Rows from a figure dataset:
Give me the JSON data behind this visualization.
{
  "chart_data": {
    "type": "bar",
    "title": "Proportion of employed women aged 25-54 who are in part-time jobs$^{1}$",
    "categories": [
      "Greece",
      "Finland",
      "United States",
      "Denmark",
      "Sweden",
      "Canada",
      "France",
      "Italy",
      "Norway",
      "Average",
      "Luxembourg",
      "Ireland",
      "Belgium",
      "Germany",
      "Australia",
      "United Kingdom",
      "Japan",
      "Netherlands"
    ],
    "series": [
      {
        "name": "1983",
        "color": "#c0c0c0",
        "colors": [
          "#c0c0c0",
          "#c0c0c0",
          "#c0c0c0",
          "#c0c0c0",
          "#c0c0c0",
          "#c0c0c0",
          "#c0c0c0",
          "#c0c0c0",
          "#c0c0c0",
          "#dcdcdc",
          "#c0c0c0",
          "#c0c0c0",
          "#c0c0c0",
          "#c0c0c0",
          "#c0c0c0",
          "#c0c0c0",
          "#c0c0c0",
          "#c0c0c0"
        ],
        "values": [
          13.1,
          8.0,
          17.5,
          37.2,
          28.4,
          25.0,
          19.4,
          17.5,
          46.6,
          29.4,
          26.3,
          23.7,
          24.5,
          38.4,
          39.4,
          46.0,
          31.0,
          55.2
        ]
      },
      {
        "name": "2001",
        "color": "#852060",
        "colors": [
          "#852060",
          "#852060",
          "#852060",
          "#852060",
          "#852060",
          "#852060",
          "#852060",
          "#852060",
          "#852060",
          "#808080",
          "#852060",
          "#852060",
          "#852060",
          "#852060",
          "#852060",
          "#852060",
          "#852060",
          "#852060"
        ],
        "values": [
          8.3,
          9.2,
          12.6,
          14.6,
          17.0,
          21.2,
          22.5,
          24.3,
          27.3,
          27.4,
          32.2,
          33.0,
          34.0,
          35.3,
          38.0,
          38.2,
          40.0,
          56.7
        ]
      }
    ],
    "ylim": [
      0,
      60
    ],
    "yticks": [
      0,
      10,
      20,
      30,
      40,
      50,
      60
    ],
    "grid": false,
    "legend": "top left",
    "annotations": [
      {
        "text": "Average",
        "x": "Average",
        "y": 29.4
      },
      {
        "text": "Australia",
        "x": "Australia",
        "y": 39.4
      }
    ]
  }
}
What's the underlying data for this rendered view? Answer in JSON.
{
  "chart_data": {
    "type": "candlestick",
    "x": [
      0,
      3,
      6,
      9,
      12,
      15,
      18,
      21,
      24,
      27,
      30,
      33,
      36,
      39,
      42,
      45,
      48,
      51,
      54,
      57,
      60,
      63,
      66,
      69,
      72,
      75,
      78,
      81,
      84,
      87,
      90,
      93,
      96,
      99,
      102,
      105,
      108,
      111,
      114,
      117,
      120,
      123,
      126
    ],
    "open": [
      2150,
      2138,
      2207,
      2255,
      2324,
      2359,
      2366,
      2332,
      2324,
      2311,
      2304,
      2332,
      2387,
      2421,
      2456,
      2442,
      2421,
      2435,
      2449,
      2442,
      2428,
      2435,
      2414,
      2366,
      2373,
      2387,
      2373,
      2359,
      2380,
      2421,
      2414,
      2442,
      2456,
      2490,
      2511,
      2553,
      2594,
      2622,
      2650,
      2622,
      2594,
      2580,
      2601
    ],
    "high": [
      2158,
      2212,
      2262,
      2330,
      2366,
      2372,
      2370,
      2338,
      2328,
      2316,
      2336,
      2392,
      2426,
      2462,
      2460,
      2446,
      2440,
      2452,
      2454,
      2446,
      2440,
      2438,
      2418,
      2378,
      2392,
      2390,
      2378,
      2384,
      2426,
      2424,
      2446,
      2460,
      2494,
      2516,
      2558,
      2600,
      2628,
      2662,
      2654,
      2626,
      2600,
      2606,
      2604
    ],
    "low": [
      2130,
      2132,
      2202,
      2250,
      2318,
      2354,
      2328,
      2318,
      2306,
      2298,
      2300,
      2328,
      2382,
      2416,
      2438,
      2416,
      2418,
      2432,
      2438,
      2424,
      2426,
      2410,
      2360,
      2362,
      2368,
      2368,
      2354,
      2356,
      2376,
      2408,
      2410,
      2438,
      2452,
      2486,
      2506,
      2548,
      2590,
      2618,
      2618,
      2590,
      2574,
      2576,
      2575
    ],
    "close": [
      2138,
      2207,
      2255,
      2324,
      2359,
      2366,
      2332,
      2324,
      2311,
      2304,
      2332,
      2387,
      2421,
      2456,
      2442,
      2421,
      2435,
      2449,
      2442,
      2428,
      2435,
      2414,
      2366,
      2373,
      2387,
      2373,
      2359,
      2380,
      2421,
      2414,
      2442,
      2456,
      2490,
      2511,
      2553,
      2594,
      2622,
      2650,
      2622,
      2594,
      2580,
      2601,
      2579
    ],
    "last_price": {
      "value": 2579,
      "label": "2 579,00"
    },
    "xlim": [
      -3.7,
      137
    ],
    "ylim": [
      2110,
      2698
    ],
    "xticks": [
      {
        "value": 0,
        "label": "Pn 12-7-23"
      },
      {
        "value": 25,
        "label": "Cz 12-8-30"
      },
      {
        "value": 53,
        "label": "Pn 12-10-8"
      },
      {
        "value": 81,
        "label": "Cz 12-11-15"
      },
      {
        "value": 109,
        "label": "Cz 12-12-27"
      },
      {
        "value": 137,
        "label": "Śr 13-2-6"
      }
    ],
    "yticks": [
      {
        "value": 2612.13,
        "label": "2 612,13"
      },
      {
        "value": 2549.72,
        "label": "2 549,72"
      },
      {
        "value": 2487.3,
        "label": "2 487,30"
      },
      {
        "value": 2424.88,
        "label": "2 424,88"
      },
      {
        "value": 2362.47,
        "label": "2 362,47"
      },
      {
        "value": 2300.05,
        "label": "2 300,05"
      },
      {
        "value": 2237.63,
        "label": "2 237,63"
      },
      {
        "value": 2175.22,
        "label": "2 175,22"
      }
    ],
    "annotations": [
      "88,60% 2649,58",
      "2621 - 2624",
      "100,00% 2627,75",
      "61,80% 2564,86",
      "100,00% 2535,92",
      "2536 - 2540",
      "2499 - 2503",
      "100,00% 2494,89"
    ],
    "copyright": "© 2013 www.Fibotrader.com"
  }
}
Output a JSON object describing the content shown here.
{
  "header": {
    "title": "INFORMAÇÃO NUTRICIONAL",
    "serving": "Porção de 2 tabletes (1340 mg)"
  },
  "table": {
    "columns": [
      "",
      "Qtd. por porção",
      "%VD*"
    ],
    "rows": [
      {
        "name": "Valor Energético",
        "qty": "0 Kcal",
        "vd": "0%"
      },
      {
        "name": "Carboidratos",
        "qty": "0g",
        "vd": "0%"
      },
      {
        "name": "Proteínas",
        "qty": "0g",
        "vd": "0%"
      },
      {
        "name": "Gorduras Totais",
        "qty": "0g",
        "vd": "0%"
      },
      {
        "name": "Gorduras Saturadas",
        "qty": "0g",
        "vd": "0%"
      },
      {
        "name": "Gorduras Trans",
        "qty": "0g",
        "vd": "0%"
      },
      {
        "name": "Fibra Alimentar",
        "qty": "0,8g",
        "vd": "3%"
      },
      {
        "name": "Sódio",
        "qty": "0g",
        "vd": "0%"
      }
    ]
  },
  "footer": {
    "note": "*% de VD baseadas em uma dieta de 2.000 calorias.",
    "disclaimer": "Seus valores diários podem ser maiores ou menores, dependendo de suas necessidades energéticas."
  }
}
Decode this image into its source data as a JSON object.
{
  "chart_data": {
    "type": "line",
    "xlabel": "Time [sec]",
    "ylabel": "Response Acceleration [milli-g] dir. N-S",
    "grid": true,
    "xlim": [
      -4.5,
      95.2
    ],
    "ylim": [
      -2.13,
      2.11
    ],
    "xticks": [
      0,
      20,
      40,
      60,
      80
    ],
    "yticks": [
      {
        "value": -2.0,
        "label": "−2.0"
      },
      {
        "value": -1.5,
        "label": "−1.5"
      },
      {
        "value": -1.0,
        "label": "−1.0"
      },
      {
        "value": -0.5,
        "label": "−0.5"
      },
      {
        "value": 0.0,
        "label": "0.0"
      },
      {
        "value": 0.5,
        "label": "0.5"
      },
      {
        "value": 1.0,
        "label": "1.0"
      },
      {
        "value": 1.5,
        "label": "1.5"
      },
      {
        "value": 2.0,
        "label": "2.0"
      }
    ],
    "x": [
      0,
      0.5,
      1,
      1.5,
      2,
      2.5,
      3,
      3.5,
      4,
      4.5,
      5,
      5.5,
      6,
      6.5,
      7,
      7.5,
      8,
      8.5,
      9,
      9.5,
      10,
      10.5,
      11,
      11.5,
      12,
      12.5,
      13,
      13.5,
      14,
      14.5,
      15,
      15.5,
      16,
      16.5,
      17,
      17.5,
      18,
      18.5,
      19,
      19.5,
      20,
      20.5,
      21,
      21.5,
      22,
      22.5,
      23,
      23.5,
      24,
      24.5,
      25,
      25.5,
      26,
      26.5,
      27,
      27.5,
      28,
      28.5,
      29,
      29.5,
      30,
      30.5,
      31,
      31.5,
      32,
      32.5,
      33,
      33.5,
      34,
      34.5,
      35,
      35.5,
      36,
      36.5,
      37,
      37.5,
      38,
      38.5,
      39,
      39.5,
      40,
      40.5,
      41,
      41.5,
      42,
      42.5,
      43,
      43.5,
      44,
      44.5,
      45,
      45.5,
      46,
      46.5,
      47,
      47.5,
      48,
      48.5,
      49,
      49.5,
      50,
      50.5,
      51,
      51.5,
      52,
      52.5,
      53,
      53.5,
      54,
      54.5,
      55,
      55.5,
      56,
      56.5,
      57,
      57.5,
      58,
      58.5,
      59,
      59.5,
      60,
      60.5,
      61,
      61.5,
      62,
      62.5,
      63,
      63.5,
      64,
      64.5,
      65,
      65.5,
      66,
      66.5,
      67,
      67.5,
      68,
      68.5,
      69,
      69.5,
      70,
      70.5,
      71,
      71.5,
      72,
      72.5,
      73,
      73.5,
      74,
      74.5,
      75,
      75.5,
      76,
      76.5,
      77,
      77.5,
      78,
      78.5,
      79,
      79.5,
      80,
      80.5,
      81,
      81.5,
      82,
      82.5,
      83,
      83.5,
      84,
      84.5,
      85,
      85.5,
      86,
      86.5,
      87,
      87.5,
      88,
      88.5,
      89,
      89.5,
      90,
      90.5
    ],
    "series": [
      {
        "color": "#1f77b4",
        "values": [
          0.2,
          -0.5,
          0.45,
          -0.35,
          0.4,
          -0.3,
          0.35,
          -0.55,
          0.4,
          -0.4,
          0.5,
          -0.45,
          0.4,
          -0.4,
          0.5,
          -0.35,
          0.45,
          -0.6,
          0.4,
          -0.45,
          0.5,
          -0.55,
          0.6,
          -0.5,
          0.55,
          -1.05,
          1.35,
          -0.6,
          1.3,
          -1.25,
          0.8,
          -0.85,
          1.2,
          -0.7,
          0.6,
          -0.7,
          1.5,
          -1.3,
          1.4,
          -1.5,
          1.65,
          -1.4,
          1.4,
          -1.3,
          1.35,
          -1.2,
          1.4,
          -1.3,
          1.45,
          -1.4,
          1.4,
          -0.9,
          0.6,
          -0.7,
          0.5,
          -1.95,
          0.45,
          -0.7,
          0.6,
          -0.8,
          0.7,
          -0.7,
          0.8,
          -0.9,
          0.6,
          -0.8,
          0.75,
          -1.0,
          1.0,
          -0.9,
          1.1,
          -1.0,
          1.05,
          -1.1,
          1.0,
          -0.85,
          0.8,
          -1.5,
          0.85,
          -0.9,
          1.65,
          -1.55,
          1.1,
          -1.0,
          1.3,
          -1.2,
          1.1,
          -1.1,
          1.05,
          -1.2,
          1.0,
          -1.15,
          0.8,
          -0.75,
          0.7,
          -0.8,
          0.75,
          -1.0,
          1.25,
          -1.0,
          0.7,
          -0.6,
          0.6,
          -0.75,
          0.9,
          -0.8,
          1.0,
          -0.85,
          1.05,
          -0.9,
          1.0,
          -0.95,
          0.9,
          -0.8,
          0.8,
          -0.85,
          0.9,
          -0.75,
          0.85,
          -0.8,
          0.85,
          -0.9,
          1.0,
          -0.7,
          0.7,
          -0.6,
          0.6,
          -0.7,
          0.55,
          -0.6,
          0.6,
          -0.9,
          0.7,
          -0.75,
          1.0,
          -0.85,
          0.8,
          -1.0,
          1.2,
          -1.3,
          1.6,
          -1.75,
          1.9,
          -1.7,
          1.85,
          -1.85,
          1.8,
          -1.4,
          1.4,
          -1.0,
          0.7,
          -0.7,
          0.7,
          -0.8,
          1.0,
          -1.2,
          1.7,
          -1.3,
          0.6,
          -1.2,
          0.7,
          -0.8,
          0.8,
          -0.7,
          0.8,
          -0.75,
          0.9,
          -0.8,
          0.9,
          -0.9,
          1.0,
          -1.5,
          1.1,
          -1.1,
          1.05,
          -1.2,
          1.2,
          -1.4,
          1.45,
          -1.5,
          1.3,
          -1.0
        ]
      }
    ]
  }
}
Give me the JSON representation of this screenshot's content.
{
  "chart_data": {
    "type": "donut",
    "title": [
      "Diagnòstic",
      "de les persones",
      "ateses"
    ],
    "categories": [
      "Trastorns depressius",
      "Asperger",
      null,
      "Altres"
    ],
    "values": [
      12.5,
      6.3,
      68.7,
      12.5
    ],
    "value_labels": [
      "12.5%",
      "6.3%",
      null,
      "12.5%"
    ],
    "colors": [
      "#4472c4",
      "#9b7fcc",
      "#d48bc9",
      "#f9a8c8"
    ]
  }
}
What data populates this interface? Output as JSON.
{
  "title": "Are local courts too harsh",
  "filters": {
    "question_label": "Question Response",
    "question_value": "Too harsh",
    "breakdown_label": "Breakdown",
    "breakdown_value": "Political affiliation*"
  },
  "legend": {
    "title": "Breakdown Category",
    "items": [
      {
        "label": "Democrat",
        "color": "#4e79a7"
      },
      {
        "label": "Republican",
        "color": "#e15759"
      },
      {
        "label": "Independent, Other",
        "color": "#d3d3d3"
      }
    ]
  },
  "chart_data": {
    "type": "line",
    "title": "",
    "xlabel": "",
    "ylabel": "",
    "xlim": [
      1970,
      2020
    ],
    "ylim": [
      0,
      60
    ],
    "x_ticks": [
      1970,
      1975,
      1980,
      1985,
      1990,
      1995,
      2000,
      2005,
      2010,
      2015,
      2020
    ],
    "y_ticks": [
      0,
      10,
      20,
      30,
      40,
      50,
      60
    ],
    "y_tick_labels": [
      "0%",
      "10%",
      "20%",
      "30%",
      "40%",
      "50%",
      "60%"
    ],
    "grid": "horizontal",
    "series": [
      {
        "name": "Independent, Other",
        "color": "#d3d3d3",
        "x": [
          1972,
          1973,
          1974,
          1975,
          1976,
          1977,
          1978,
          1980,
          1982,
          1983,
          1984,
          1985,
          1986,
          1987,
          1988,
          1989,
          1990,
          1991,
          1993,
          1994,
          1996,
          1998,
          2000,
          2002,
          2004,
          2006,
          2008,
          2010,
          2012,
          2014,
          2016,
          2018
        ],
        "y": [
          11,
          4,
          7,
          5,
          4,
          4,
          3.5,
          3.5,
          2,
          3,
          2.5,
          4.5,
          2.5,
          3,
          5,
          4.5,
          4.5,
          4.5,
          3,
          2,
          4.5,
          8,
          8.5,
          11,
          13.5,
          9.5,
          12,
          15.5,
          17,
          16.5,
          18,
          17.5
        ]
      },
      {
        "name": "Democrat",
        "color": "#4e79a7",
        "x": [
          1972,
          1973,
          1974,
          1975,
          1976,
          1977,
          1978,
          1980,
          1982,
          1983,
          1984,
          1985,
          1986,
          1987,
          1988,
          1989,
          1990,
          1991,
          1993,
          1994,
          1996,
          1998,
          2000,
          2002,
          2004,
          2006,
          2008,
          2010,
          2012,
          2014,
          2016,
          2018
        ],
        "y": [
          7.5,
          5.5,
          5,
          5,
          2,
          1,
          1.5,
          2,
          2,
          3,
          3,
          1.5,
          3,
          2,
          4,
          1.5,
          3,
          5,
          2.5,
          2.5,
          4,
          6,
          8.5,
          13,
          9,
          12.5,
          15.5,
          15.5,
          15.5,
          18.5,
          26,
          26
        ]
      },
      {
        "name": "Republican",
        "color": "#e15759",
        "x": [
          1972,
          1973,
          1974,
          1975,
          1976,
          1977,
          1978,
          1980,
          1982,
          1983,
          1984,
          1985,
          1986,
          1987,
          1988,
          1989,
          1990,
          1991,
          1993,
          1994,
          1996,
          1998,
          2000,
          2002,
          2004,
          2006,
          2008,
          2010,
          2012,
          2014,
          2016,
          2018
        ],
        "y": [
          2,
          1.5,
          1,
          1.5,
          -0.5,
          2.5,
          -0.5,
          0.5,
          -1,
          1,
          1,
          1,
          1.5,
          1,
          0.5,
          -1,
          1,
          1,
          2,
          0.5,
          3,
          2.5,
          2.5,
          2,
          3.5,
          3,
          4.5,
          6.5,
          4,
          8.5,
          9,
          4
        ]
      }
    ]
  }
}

EXERCISE INSTRUCTIONS – Look through the material above. Copy each line where the word "Output" appears.

REPLY –
Output a JSON object describing the content shown here.
What data populates this interface? Output as JSON.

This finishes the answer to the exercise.